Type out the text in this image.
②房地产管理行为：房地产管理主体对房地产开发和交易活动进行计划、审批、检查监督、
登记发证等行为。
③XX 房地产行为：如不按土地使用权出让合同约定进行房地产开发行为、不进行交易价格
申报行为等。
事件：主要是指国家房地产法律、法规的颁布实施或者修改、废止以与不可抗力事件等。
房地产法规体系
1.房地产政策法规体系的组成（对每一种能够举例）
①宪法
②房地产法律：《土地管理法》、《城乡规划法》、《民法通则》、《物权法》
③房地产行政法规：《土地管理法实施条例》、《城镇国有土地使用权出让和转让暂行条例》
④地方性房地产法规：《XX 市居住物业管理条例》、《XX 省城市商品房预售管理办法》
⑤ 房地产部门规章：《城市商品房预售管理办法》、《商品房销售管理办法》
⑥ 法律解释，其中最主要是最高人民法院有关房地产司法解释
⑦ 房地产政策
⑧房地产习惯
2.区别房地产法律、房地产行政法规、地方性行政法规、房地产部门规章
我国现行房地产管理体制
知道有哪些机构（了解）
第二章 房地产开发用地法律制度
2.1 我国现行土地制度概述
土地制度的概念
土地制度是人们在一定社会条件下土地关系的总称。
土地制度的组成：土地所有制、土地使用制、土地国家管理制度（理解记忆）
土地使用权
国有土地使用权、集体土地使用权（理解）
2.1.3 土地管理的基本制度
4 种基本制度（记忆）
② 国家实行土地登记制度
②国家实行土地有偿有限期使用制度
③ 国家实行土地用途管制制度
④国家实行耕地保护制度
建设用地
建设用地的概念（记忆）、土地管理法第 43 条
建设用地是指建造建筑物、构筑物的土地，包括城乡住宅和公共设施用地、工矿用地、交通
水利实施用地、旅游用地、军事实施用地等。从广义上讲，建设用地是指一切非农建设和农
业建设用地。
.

+++

**TASK GOAL**
Transcribe all of the material exactly. Omit nothing.

**RESPONSE**
Type out the text in this image.
②房地产管理行为：房地产管理主体对房地产开发和交易活动进行计划、审批、检查监督、
登记发证等行为。
③XX 房地产行为：如不按土地使用权出让合同约定进行房地产开发行为、不进行交易价格
申报行为等。
事件：主要是指国家房地产法律、法规的颁布实施或者修改、废止以与不可抗力事件等。
房地产法规体系
1.房地产政策法规体系的组成（对每一种能够举例）
①宪法
②房地产法律：《土地管理法》、《城乡规划法》、《民法通则》、《物权法》
③房地产行政法规：《土地管理法实施条例》、《城镇国有土地使用权出让和转让暂行条例》
④地方性房地产法规：《XX 市居住物业管理条例》、《XX 省城市商品房预售管理办法》
⑤ 房地产部门规章：《城市商品房预售管理办法》、《商品房销售管理办法》
⑥ 法律解释，其中最主要是最高人民法院有关房地产司法解释
⑦ 房地产政策
⑧房地产习惯
2.区别房地产法律、房地产行政法规、地方性行政法规、房地产部门规章
我国现行房地产管理体制
知道有哪些机构（了解）
第二章 房地产开发用地法律制度
2.1 我国现行土地制度概述
土地制度的概念
土地制度是人们在一定社会条件下土地关系的总称。
土地制度的组成：土地所有制、土地使用制、土地国家管理制度（理解记忆）
土地使用权
国有土地使用权、集体土地使用权（理解）
2.1.3 土地管理的基本制度
4 种基本制度（记忆）
② 国家实行土地登记制度
②国家实行土地有偿有限期使用制度
③ 国家实行土地用途管制制度
④国家实行耕地保护制度
建设用地
建设用地的概念（记忆）、土地管理法第 43 条
建设用地是指建造建筑物、构筑物的土地，包括城乡住宅和公共设施用地、工矿用地、交通
水利实施用地、旅游用地、军事实施用地等。从广义上讲，建设用地是指一切非农建设和农
业建设用地。
.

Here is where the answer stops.